Data provided:

■ ■ ■

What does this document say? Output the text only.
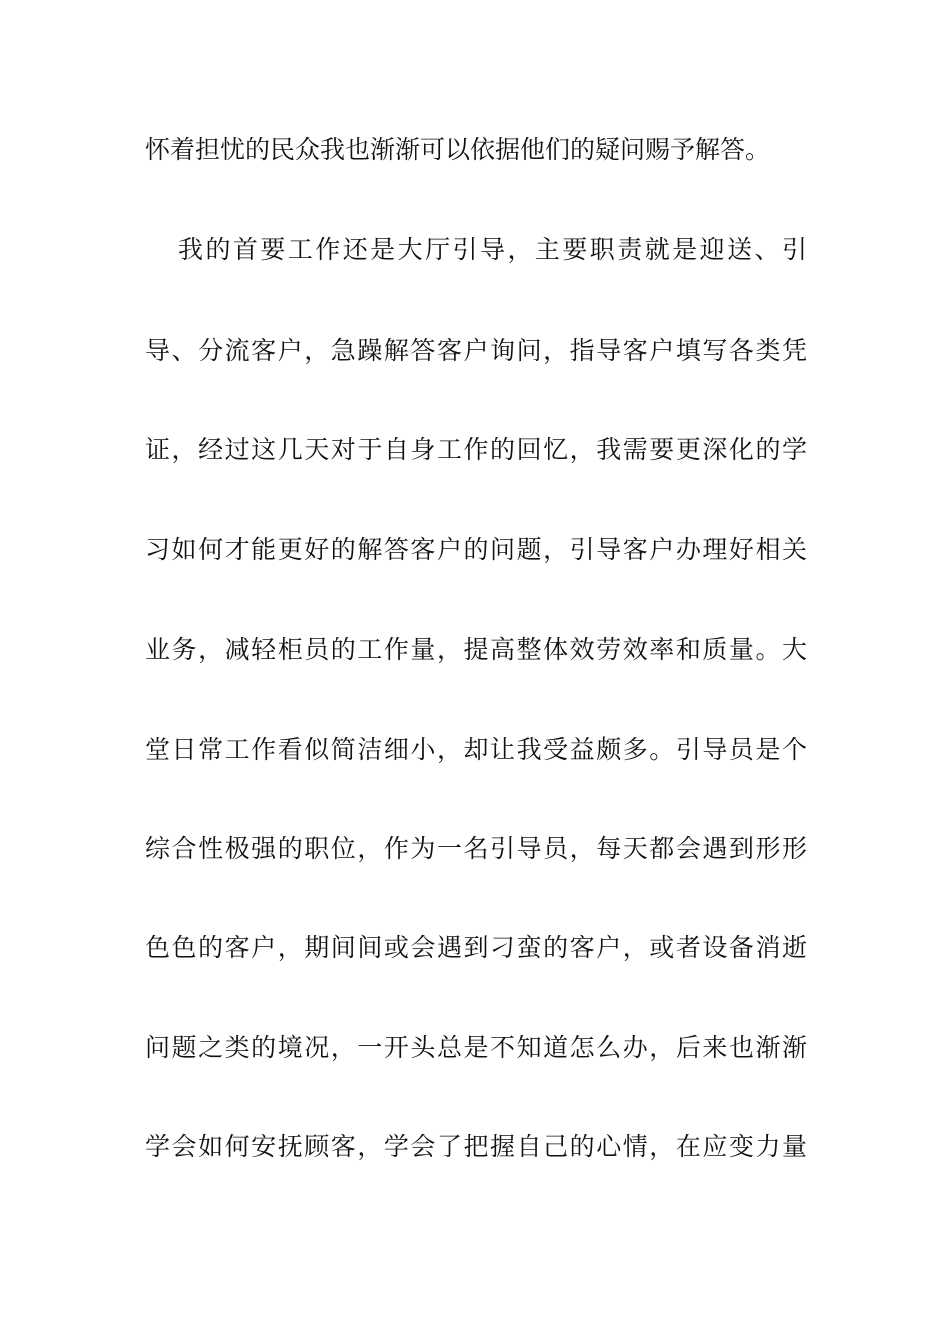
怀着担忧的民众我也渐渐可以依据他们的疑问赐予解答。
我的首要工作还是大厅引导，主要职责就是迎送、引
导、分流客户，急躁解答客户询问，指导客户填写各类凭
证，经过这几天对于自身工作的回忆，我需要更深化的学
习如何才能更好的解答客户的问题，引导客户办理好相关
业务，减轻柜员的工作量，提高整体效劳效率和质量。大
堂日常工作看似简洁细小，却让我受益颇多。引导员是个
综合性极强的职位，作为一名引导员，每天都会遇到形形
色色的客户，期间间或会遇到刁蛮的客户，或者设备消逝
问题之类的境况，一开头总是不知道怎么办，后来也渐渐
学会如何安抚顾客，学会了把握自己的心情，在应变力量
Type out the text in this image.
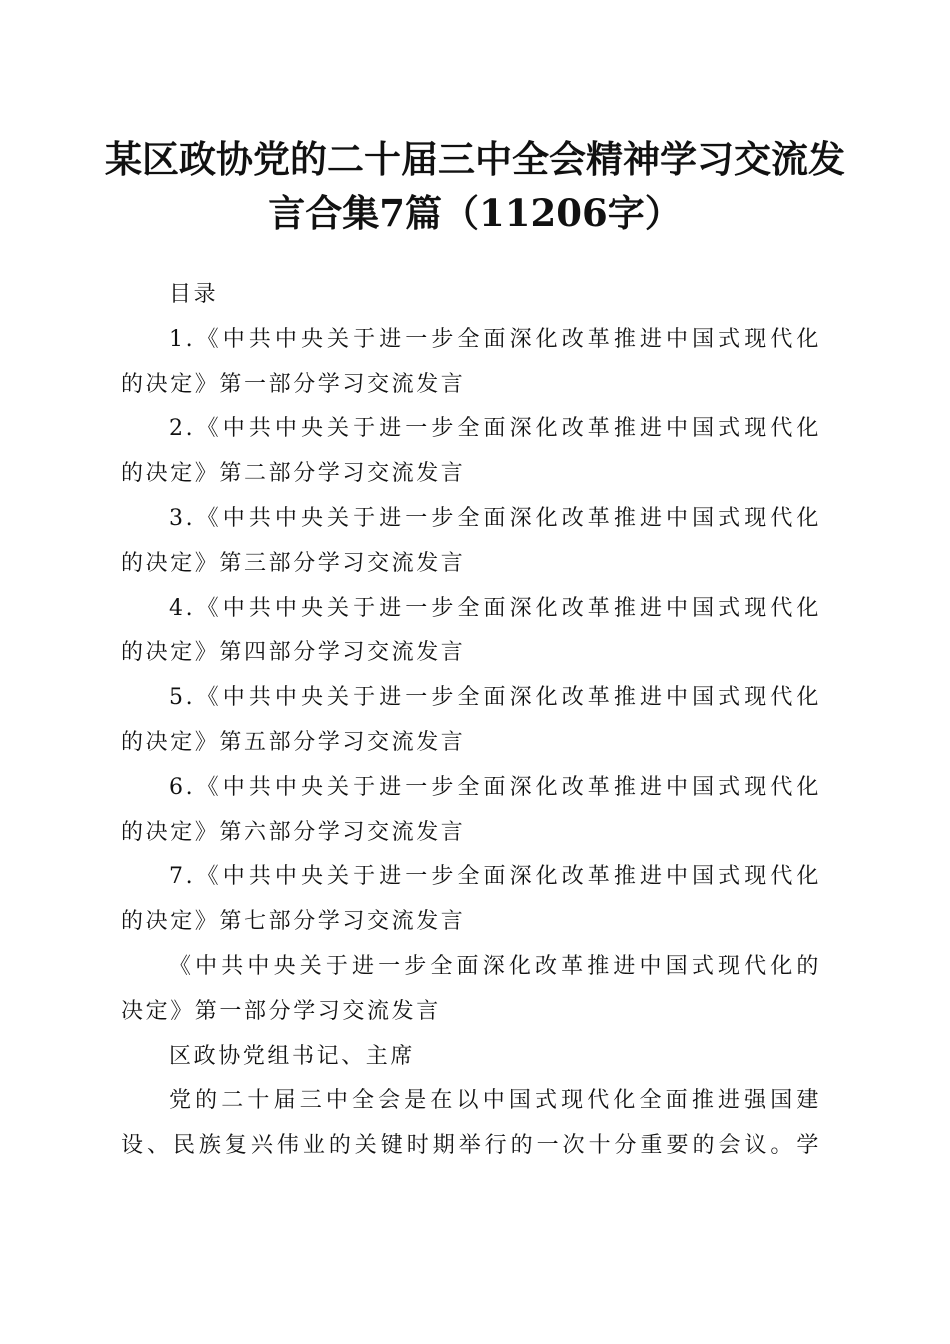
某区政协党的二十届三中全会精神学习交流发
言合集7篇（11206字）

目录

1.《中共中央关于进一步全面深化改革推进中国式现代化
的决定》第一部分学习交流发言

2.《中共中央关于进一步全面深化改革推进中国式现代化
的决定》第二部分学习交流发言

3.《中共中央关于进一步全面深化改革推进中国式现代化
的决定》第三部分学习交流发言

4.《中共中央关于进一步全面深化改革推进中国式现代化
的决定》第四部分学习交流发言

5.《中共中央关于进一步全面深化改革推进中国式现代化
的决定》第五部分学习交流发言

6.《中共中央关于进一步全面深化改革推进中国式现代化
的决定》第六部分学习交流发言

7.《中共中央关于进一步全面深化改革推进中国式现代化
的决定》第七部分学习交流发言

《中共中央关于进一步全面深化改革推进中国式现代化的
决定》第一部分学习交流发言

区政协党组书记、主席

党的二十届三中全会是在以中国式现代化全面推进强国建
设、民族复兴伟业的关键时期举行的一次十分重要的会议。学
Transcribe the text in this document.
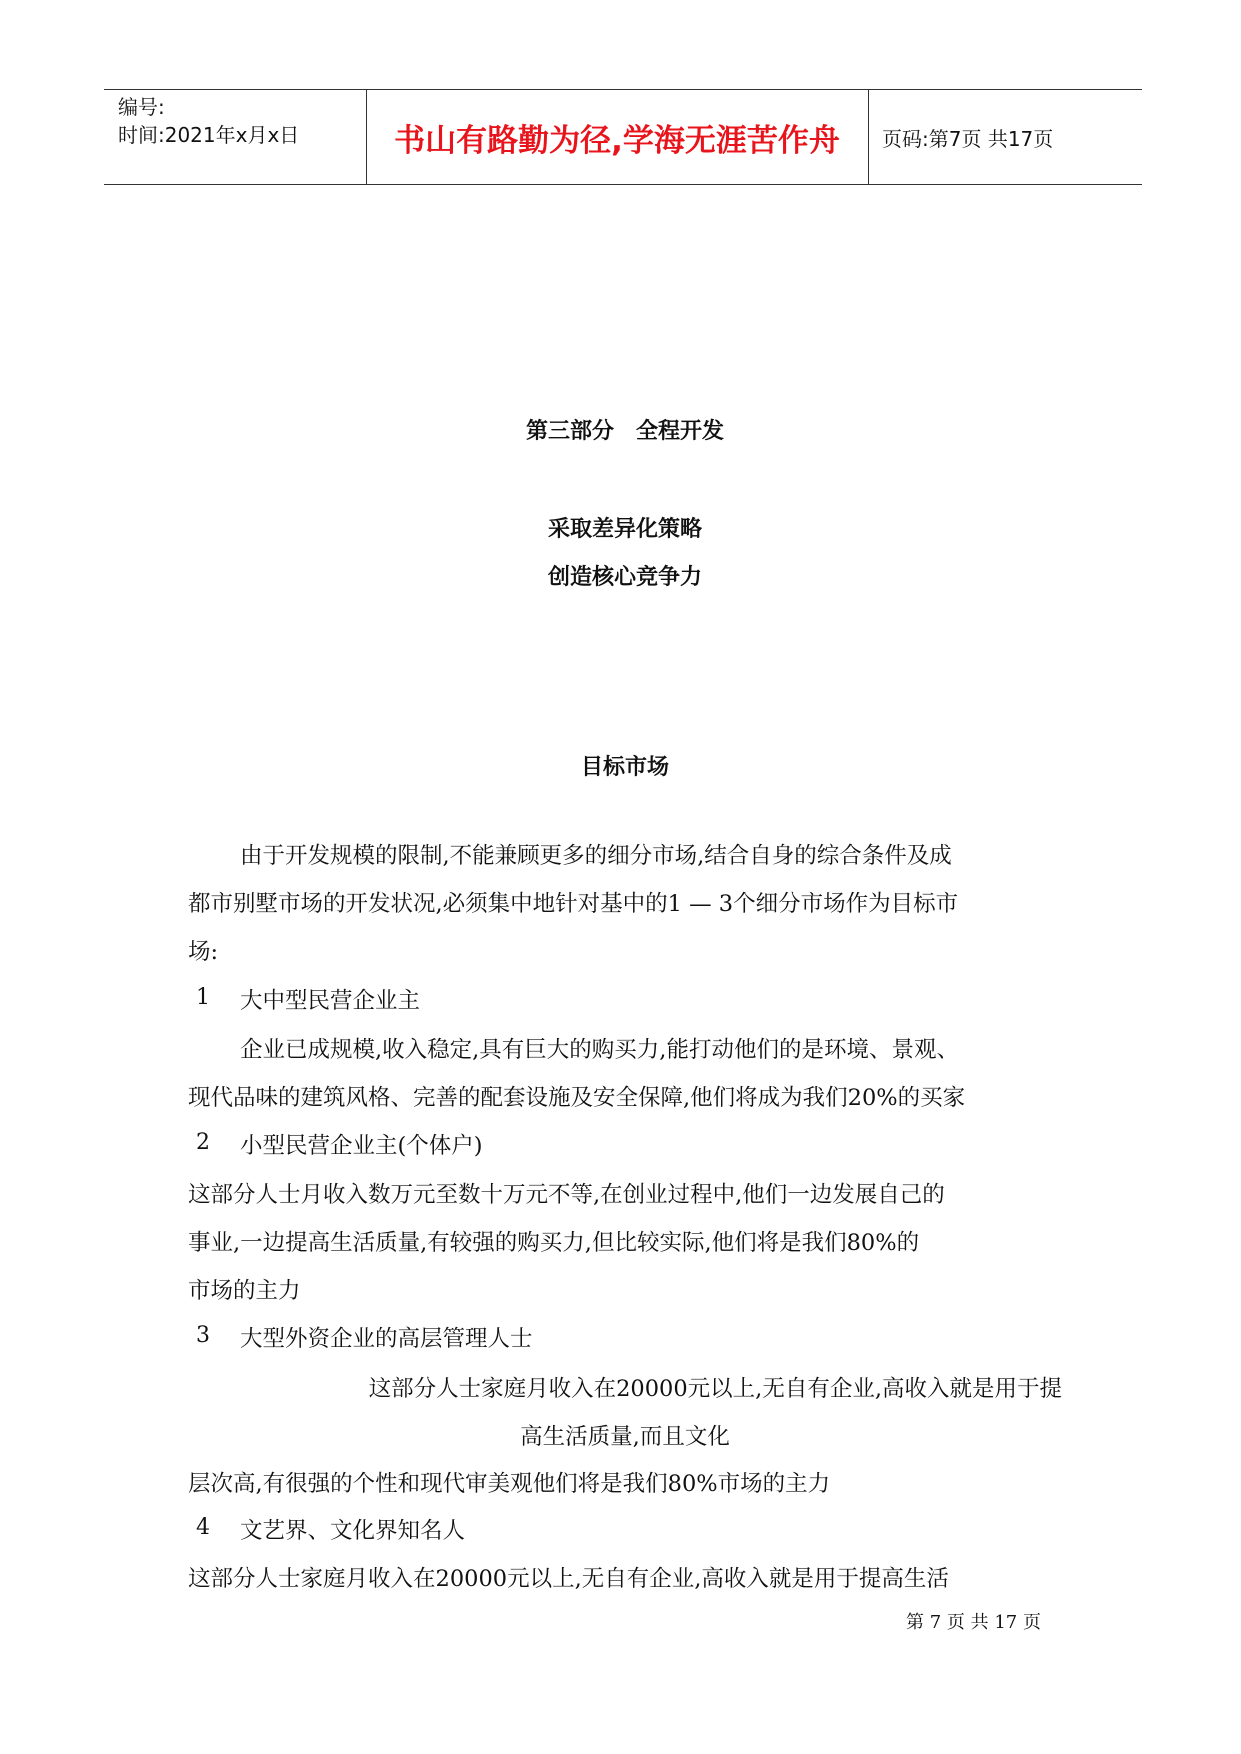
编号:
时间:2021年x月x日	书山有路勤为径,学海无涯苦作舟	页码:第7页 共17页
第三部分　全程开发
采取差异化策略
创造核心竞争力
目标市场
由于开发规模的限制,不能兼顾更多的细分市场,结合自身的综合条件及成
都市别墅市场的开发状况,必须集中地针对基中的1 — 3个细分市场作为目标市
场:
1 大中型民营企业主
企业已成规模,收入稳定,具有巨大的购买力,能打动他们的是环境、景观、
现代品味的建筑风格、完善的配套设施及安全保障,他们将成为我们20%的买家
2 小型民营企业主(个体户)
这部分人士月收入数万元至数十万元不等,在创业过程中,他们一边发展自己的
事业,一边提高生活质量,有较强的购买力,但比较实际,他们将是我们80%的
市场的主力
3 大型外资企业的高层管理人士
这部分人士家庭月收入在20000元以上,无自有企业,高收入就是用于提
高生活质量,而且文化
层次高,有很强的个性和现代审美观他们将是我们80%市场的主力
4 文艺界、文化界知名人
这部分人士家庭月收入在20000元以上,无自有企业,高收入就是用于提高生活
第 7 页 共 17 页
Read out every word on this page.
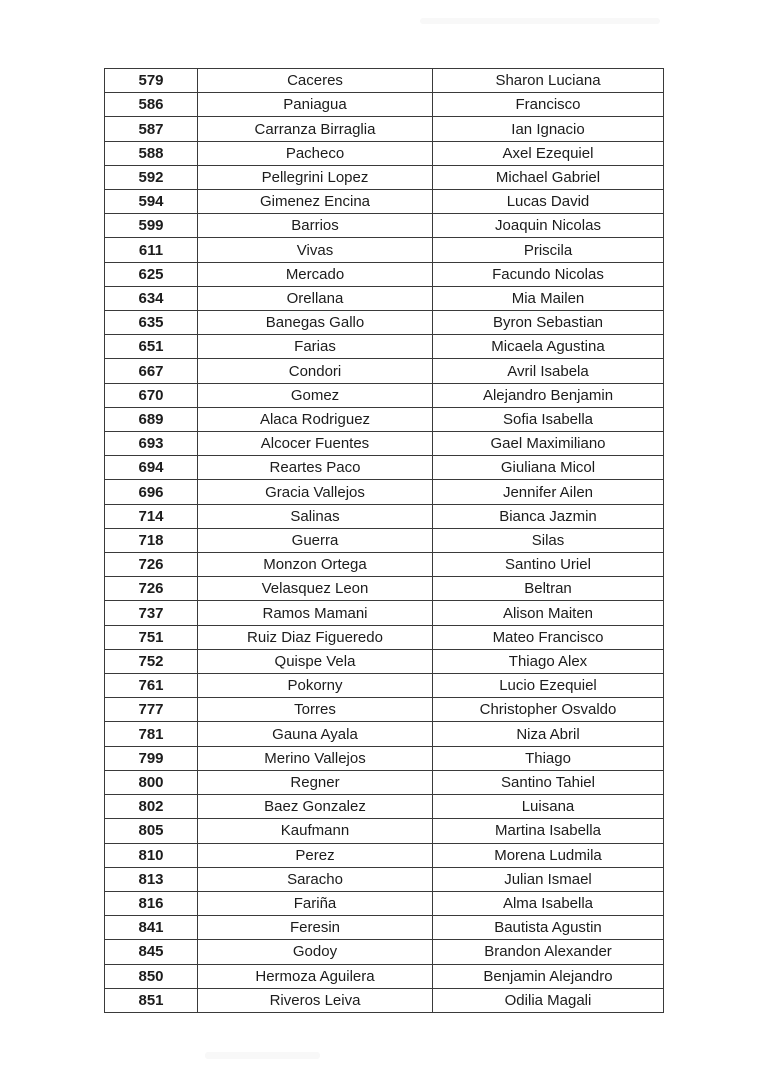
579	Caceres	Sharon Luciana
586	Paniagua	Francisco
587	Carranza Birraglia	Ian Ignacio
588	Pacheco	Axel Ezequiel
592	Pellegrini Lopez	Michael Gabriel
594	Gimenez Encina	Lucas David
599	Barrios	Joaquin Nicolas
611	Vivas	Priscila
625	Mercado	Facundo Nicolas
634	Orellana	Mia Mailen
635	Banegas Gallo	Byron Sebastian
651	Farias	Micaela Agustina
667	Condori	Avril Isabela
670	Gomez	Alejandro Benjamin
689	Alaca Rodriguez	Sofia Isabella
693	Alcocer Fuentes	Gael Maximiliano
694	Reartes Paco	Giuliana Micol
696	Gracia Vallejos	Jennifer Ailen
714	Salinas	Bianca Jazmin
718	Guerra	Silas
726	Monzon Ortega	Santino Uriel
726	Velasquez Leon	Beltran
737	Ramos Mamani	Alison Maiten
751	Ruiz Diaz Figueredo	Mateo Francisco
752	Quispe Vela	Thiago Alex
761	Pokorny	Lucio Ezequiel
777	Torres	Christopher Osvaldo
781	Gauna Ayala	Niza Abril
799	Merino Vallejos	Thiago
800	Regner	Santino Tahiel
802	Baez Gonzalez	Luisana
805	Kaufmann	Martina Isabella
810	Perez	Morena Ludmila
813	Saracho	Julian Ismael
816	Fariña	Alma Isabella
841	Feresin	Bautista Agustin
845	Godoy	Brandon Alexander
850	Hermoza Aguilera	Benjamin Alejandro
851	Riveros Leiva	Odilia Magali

■ ■ ■

Work instructions:
Repeat the records word for word. Any picture in them should be left out.

Exercise answer:
What does this document say? Output the text only.
怀着担忧的民众我也渐渐可以依据他们的疑问赐予解答。
我的首要工作还是大厅引导，主要职责就是迎送、引
导、分流客户，急躁解答客户询问，指导客户填写各类凭
证，经过这几天对于自身工作的回忆，我需要更深化的学
习如何才能更好的解答客户的问题，引导客户办理好相关
业务，减轻柜员的工作量，提高整体效劳效率和质量。大
堂日常工作看似简洁细小，却让我受益颇多。引导员是个
综合性极强的职位，作为一名引导员，每天都会遇到形形
色色的客户，期间间或会遇到刁蛮的客户，或者设备消逝
问题之类的境况，一开头总是不知道怎么办，后来也渐渐
学会如何安抚顾客，学会了把握自己的心情，在应变力量
Type out the text in this image.
某区政协党的二十届三中全会精神学习交流发
言合集7篇（11206字）

目录

1.《中共中央关于进一步全面深化改革推进中国式现代化
的决定》第一部分学习交流发言

2.《中共中央关于进一步全面深化改革推进中国式现代化
的决定》第二部分学习交流发言

3.《中共中央关于进一步全面深化改革推进中国式现代化
的决定》第三部分学习交流发言

4.《中共中央关于进一步全面深化改革推进中国式现代化
的决定》第四部分学习交流发言

5.《中共中央关于进一步全面深化改革推进中国式现代化
的决定》第五部分学习交流发言

6.《中共中央关于进一步全面深化改革推进中国式现代化
的决定》第六部分学习交流发言

7.《中共中央关于进一步全面深化改革推进中国式现代化
的决定》第七部分学习交流发言

《中共中央关于进一步全面深化改革推进中国式现代化的
决定》第一部分学习交流发言

区政协党组书记、主席

党的二十届三中全会是在以中国式现代化全面推进强国建
设、民族复兴伟业的关键时期举行的一次十分重要的会议。学
Transcribe the text in this document.
编号:
时间:2021年x月x日	书山有路勤为径,学海无涯苦作舟	页码:第7页 共17页
第三部分　全程开发
采取差异化策略
创造核心竞争力
目标市场
由于开发规模的限制,不能兼顾更多的细分市场,结合自身的综合条件及成
都市别墅市场的开发状况,必须集中地针对基中的1 — 3个细分市场作为目标市
场:
1 大中型民营企业主
企业已成规模,收入稳定,具有巨大的购买力,能打动他们的是环境、景观、
现代品味的建筑风格、完善的配套设施及安全保障,他们将成为我们20%的买家
2 小型民营企业主(个体户)
这部分人士月收入数万元至数十万元不等,在创业过程中,他们一边发展自己的
事业,一边提高生活质量,有较强的购买力,但比较实际,他们将是我们80%的
市场的主力
3 大型外资企业的高层管理人士
这部分人士家庭月收入在20000元以上,无自有企业,高收入就是用于提
高生活质量,而且文化
层次高,有很强的个性和现代审美观他们将是我们80%市场的主力
4 文艺界、文化界知名人
这部分人士家庭月收入在20000元以上,无自有企业,高收入就是用于提高生活
第 7 页 共 17 页
Read out every word on this page.
579	Caceres	Sharon Luciana
586	Paniagua	Francisco
587	Carranza Birraglia	Ian Ignacio
588	Pacheco	Axel Ezequiel
592	Pellegrini Lopez	Michael Gabriel
594	Gimenez Encina	Lucas David
599	Barrios	Joaquin Nicolas
611	Vivas	Priscila
625	Mercado	Facundo Nicolas
634	Orellana	Mia Mailen
635	Banegas Gallo	Byron Sebastian
651	Farias	Micaela Agustina
667	Condori	Avril Isabela
670	Gomez	Alejandro Benjamin
689	Alaca Rodriguez	Sofia Isabella
693	Alcocer Fuentes	Gael Maximiliano
694	Reartes Paco	Giuliana Micol
696	Gracia Vallejos	Jennifer Ailen
714	Salinas	Bianca Jazmin
718	Guerra	Silas
726	Monzon Ortega	Santino Uriel
726	Velasquez Leon	Beltran
737	Ramos Mamani	Alison Maiten
751	Ruiz Diaz Figueredo	Mateo Francisco
752	Quispe Vela	Thiago Alex
761	Pokorny	Lucio Ezequiel
777	Torres	Christopher Osvaldo
781	Gauna Ayala	Niza Abril
799	Merino Vallejos	Thiago
800	Regner	Santino Tahiel
802	Baez Gonzalez	Luisana
805	Kaufmann	Martina Isabella
810	Perez	Morena Ludmila
813	Saracho	Julian Ismael
816	Fariña	Alma Isabella
841	Feresin	Bautista Agustin
845	Godoy	Brandon Alexander
850	Hermoza Aguilera	Benjamin Alejandro
851	Riveros Leiva	Odilia Magali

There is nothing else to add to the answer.